[Stored entries]
★ ★ ★ ★ ★

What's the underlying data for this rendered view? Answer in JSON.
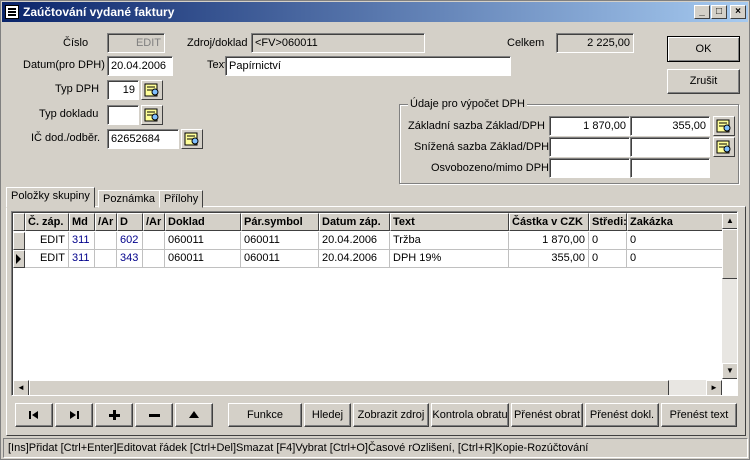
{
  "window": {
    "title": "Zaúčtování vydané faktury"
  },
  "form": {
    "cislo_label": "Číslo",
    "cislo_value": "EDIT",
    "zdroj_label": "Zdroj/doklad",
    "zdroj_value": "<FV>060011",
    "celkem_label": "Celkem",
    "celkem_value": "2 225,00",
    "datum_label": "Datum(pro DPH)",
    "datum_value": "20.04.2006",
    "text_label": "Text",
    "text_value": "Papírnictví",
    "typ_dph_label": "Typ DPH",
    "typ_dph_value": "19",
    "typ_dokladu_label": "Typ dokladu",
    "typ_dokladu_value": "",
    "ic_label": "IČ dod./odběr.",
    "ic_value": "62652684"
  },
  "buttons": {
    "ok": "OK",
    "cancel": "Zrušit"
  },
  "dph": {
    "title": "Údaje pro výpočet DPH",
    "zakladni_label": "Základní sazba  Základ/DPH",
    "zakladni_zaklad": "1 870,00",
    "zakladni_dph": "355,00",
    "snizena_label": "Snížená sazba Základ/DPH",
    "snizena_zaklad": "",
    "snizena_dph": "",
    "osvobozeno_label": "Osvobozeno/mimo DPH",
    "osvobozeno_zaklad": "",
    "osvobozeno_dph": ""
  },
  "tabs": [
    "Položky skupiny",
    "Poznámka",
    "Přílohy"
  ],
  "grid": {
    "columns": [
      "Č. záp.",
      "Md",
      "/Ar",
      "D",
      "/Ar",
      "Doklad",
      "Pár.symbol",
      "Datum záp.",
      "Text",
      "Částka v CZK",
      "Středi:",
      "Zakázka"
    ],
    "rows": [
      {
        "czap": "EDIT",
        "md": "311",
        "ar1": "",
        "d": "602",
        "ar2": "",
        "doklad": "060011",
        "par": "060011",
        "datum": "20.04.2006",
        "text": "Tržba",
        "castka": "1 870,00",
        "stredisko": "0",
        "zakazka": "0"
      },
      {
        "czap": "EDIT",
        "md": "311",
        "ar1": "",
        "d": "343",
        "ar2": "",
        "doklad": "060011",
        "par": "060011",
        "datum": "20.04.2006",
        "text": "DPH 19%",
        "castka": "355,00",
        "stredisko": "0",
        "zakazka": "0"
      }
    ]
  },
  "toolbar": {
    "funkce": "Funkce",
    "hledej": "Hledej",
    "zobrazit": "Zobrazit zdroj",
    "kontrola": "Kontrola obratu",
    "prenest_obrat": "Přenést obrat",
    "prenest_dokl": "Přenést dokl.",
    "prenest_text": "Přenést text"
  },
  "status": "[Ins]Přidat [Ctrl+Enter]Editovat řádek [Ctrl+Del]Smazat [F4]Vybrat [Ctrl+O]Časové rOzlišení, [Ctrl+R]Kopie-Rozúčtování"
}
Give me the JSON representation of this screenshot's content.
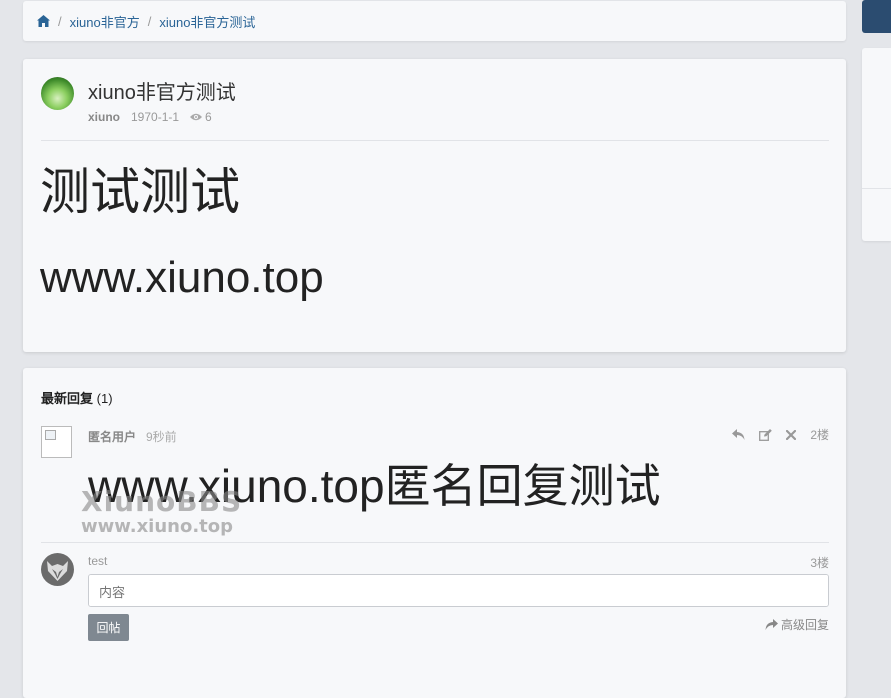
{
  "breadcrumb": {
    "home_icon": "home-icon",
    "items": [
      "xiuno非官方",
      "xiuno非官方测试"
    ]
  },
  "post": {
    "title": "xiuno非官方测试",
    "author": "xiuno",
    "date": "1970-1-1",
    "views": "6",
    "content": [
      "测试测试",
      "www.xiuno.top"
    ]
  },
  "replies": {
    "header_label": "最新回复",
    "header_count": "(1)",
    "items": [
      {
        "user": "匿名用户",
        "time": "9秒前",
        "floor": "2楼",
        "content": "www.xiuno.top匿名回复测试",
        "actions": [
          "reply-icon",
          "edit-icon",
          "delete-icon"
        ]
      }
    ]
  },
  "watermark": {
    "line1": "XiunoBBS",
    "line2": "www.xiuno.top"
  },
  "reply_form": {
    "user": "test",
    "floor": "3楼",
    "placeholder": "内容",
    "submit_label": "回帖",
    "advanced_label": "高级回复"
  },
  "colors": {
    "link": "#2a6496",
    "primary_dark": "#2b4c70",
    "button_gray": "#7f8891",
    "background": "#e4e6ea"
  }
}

★ ★ ★ ★ ★

= Your goal =
Using the material above, gather every line that includes "content".

= Result of this exercise =
Give me the JSON representation of this screenshot's content.
    "content": [
        "content": "www.xiuno.top匿名回复测试",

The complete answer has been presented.